WHAT NEEDS TO BE DONE:
Keep every line where the word "inflation" appears; drop the rest.

::: DATA IN THIS EXERCISE

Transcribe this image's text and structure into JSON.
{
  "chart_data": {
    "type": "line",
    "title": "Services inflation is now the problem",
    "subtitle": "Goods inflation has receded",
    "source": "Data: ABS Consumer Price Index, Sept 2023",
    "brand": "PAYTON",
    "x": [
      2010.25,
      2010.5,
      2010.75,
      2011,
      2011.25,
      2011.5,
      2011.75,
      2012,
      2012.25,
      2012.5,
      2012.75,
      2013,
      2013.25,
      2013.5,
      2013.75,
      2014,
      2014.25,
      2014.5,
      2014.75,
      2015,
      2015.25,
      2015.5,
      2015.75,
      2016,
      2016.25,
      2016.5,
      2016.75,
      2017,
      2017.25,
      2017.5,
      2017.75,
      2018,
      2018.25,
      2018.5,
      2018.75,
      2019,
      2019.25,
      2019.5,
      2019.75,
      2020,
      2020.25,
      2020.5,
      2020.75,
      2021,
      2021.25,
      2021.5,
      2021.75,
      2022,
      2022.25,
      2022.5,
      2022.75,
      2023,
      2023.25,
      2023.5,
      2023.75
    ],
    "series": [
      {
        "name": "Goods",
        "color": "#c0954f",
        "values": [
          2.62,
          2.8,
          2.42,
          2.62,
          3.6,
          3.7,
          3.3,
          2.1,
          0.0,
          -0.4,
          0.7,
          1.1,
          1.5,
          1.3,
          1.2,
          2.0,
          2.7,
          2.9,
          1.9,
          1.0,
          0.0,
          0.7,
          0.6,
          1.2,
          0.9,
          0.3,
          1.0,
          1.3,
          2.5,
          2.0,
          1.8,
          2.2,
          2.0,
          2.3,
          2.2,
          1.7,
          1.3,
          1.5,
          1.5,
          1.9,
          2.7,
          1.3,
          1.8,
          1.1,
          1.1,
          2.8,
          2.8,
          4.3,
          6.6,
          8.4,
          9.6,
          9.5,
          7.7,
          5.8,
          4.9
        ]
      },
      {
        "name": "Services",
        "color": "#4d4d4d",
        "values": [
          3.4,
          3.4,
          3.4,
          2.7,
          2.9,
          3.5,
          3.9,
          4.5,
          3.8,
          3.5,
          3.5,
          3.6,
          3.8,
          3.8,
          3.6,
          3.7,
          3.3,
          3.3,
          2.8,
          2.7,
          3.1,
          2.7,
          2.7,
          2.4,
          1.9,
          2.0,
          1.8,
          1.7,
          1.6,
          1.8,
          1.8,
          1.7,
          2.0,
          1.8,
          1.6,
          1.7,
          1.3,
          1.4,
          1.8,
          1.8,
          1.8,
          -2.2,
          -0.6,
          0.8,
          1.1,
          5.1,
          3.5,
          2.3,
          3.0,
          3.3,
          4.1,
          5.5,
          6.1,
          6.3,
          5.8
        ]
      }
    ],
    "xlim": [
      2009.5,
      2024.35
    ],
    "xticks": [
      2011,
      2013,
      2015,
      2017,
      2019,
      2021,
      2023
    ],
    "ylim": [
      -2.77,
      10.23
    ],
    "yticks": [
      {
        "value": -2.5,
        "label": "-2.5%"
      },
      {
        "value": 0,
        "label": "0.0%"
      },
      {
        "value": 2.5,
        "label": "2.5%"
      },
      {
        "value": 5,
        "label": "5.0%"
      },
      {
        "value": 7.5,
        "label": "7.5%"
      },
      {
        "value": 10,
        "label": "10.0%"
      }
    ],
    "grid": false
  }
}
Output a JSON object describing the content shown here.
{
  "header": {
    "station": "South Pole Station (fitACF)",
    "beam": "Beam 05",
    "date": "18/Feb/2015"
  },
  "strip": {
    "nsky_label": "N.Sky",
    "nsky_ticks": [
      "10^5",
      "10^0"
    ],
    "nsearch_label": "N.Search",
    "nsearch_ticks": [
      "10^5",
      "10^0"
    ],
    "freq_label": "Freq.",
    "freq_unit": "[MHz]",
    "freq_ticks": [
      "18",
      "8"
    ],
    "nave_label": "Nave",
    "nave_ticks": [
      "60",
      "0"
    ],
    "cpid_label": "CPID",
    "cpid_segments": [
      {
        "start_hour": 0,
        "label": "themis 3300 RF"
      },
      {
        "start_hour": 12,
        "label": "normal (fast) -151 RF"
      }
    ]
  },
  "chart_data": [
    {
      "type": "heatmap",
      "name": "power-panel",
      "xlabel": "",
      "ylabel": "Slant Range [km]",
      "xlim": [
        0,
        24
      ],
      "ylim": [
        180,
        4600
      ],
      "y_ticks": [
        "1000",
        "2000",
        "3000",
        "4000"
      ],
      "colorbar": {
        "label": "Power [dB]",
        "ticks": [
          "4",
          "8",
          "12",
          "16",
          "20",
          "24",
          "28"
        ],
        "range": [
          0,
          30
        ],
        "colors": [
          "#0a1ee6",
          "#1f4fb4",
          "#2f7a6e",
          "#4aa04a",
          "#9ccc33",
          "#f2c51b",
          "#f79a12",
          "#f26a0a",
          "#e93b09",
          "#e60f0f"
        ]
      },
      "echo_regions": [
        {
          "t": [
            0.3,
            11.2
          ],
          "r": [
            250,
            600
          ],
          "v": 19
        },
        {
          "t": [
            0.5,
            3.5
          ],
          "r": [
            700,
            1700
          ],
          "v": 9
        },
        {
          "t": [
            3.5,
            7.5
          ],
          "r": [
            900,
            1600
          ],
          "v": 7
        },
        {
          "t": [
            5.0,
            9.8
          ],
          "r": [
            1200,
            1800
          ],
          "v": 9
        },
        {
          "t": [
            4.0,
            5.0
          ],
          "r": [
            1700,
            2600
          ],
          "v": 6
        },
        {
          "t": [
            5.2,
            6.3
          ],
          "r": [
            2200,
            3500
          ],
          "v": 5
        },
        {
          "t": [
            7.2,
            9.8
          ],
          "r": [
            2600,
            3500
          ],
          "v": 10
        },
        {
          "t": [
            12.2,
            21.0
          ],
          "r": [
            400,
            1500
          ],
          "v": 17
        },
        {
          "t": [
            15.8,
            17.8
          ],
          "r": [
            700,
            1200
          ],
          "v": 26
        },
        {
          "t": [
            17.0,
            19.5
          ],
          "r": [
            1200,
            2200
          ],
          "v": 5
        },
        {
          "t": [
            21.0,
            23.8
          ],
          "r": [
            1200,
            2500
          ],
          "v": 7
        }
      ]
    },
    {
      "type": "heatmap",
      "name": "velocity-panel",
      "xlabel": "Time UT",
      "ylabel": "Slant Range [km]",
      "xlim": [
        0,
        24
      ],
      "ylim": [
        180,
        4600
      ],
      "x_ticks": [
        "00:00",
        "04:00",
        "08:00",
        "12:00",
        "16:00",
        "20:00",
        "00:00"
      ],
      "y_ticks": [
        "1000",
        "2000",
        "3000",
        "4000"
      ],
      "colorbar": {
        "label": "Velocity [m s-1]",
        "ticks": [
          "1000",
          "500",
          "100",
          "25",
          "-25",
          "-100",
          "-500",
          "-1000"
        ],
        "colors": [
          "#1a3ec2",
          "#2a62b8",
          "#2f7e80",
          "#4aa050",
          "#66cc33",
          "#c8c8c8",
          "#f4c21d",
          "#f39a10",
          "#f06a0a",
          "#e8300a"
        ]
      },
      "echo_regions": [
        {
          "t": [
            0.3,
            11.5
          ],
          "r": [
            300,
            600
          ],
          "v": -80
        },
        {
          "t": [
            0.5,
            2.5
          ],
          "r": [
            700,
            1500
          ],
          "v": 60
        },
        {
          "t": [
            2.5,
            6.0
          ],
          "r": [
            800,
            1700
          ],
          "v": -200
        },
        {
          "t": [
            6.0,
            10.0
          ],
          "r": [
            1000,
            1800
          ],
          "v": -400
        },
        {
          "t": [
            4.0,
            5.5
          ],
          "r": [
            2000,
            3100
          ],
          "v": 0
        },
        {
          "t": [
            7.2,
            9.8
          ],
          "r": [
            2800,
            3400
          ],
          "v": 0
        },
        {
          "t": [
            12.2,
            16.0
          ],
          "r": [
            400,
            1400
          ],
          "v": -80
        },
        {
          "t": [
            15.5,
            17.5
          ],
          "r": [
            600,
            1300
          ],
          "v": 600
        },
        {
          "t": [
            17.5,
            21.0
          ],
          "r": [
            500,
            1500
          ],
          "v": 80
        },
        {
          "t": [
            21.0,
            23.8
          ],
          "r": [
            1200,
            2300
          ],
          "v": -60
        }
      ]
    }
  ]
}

::::::

SOLVED PROBLEM:
    "title": "Services inflation is now the problem",
    "subtitle": "Goods inflation has receded",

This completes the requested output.